• [DATA RECORDS]:
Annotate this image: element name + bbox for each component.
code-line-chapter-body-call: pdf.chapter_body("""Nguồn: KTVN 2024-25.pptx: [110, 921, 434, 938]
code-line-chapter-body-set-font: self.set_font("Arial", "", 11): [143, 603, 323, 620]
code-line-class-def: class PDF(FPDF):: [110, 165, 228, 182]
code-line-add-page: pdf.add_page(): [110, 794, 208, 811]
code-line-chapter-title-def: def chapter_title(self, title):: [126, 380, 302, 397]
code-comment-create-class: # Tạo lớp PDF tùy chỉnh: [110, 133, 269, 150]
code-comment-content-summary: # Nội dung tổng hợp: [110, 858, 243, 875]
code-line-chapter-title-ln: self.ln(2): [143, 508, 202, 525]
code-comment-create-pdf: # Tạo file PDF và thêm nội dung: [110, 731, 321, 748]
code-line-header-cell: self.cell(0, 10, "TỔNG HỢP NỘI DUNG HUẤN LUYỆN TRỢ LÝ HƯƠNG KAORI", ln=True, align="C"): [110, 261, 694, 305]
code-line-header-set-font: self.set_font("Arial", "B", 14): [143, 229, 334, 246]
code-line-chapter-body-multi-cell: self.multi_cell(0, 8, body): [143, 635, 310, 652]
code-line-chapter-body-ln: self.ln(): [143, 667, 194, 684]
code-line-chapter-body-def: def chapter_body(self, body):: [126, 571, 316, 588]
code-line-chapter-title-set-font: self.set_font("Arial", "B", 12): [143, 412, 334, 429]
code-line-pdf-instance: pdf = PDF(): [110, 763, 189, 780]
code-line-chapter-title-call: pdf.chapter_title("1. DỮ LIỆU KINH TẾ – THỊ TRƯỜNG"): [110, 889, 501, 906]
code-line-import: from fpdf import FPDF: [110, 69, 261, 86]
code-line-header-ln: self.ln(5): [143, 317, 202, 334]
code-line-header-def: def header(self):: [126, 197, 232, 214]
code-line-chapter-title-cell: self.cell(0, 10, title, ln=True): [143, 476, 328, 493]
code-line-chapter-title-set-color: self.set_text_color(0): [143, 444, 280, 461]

...

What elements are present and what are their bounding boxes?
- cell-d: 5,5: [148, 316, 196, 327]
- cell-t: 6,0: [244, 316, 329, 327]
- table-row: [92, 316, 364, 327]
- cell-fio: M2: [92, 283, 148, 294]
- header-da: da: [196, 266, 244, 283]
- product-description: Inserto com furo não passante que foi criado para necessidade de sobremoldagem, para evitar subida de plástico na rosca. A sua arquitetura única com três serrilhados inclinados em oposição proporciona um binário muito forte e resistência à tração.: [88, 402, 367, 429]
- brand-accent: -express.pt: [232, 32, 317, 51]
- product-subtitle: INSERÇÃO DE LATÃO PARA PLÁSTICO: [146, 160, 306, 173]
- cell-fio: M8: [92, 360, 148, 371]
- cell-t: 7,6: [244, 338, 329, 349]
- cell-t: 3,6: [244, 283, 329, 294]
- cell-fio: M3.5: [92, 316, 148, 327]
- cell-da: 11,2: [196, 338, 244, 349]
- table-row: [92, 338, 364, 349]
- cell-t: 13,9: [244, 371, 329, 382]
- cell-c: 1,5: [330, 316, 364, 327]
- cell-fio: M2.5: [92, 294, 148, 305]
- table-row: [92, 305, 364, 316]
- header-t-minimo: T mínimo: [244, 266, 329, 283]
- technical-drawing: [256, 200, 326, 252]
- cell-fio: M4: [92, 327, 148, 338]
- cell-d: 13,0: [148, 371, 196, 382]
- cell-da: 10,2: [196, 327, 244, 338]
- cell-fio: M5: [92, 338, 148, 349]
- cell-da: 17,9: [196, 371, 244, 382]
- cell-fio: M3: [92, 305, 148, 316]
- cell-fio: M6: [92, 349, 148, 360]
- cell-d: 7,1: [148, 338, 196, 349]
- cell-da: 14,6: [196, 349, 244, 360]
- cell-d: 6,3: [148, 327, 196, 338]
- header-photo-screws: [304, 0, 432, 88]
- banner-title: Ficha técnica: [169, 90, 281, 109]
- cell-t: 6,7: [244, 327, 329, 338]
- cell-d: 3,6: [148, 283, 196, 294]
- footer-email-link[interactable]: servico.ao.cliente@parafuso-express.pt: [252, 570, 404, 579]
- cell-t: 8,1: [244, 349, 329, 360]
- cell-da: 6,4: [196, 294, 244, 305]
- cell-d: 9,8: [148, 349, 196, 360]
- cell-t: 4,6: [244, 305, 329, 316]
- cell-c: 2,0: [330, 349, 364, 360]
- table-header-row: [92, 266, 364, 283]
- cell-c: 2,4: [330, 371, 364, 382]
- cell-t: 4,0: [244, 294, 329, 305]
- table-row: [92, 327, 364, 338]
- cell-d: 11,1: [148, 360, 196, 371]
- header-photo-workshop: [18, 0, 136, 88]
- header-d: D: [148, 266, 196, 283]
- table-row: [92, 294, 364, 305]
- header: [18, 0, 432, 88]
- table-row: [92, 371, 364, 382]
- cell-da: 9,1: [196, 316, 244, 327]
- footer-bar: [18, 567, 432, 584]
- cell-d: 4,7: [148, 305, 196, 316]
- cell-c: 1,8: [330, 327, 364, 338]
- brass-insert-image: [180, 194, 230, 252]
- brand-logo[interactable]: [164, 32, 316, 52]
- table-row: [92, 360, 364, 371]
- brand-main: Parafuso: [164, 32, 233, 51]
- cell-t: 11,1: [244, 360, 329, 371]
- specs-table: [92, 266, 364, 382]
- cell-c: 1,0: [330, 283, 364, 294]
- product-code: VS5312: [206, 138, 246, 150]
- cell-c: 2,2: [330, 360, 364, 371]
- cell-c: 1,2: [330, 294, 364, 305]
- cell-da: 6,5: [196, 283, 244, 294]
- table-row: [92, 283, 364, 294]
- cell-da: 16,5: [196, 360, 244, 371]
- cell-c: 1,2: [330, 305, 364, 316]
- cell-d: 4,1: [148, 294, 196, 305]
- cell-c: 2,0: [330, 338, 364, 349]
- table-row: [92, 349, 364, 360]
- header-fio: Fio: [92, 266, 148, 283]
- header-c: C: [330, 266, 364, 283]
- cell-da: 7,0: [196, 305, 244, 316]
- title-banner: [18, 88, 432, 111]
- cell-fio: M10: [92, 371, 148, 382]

• [TASK REQUIREMENTS]:
Quote the records word for word, beginning at the line that contains "Annotate this image: element" and stopping after the line that contains "380, 302, 397]".

• [TASK SOLUTION]:
Annotate this image: element name + bbox for each component.
code-line-chapter-body-call: pdf.chapter_body("""Nguồn: KTVN 2024-25.pptx: [110, 921, 434, 938]
code-line-chapter-body-set-font: self.set_font("Arial", "", 11): [143, 603, 323, 620]
code-line-class-def: class PDF(FPDF):: [110, 165, 228, 182]
code-line-add-page: pdf.add_page(): [110, 794, 208, 811]
code-line-chapter-title-def: def chapter_title(self, title):: [126, 380, 302, 397]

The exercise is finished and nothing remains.